[Entries taken from a collection]

▼▼▼

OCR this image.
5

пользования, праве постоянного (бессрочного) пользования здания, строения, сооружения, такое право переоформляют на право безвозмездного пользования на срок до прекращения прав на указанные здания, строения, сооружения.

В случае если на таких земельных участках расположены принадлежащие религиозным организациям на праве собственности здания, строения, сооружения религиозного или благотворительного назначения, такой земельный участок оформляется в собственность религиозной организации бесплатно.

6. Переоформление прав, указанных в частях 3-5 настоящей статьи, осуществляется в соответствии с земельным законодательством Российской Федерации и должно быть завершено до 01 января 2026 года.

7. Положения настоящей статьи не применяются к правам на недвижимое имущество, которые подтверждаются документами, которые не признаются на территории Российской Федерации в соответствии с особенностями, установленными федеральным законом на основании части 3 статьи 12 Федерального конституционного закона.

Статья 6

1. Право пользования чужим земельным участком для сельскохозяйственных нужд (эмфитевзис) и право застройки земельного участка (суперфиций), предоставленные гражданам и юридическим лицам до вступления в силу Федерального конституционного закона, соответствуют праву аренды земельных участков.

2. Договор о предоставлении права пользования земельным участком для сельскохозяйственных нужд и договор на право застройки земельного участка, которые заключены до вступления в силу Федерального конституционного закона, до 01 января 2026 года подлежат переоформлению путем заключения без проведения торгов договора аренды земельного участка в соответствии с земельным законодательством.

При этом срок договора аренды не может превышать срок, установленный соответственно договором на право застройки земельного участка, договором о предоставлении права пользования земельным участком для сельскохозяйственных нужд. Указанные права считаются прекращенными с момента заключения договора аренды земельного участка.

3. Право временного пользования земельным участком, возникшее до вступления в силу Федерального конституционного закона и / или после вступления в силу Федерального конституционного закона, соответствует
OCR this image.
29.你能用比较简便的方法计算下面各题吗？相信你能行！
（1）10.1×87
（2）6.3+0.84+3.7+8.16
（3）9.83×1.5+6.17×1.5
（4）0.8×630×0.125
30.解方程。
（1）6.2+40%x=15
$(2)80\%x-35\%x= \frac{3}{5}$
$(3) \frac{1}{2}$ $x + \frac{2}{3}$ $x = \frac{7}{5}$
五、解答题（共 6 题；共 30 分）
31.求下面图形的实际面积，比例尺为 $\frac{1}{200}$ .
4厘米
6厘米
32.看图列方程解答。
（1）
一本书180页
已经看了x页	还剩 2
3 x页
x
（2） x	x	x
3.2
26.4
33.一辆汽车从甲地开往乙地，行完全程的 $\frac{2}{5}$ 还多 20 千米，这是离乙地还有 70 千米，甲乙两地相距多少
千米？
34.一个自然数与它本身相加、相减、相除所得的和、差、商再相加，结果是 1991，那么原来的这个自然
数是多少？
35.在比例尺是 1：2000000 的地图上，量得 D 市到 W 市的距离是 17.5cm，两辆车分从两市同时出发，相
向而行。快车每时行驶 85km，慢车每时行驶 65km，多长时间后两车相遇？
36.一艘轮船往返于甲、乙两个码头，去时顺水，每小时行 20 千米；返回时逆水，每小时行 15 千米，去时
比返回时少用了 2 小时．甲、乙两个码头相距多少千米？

▲▲▲

• PROBLEM TO SOLVE:
Filter the listing for the word "аренды" and copy every line that holds it.

• FULL RESPONSE:
1. Право пользования чужим земельным участком для сельскохозяйственных нужд (эмфитевзис) и право застройки земельного участка (суперфиций), предоставленные гражданам и юридическим лицам до вступления в силу Федерального конституционного закона, соответствуют праву аренды земельных участков.
2. Договор о предоставлении права пользования земельным участком для сельскохозяйственных нужд и договор на право застройки земельного участка, которые заключены до вступления в силу Федерального конституционного закона, до 01 января 2026 года подлежат переоформлению путем заключения без проведения торгов договора аренды земельного участка в соответствии с земельным законодательством.
При этом срок договора аренды не может превышать срок, установленный соответственно договором на право застройки земельного участка, договором о предоставлении права пользования земельным участком для сельскохозяйственных нужд. Указанные права считаются прекращенными с момента заключения договора аренды земельного участка.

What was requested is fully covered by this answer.